:: Source data ::
■ ■ ■ ■ ■
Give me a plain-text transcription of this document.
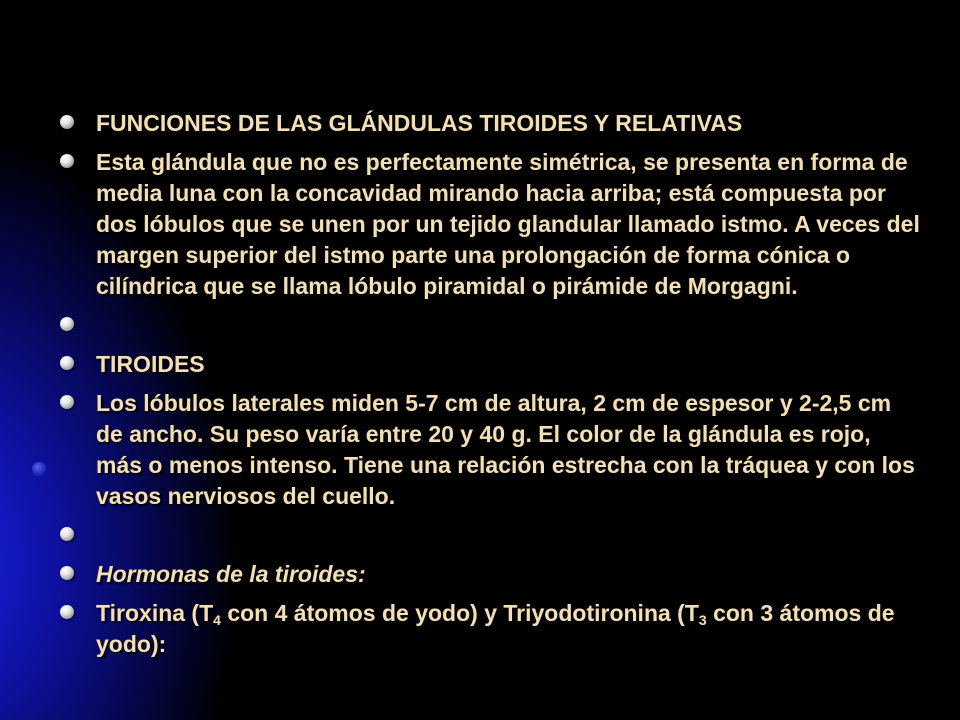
FUNCIONES DE LAS GLÁNDULAS TIROIDES Y RELATIVAS
Esta glándula que no es perfectamente simétrica, se presenta en forma de media luna con la concavidad mirando hacia arriba; está compuesta por dos lóbulos que se unen por un tejido glandular llamado istmo. A veces del margen superior del istmo parte una prolongación de forma cónica o cilíndrica que se llama lóbulo piramidal o pirámide de Morgagni.
TIROIDES
Los lóbulos laterales miden 5-7 cm de altura, 2 cm de espesor y 2-2,5 cm de ancho. Su peso varía entre 20 y 40 g. El color de la glándula es rojo, más o menos intenso. Tiene una relación estrecha con la tráquea y con los vasos nerviosos del cuello.
Hormonas de la tiroides:
Tiroxina ($T_4$ con 4 átomos de yodo) y Triyodotironina ($T_3$ con 3 átomos de yodo):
■ ■ ■ ■ ■
:: WHAT IS NEEDED ::
Quote the records above exactly, leaving out any pictures.

:: SOLUTION TO THE EXERCISE ::
Give me a plain-text transcription of this document.
FUNCIONES DE LAS GLÁNDULAS TIROIDES Y RELATIVAS
Esta glándula que no es perfectamente simétrica, se presenta en forma de media luna con la concavidad mirando hacia arriba; está compuesta por dos lóbulos que se unen por un tejido glandular llamado istmo. A veces del margen superior del istmo parte una prolongación de forma cónica o cilíndrica que se llama lóbulo piramidal o pirámide de Morgagni.
TIROIDES
Los lóbulos laterales miden 5-7 cm de altura, 2 cm de espesor y 2-2,5 cm de ancho. Su peso varía entre 20 y 40 g. El color de la glándula es rojo, más o menos intenso. Tiene una relación estrecha con la tráquea y con los vasos nerviosos del cuello.
Hormonas de la tiroides:
Tiroxina ($T_4$ con 4 átomos de yodo) y Triyodotironina ($T_3$ con 3 átomos de yodo):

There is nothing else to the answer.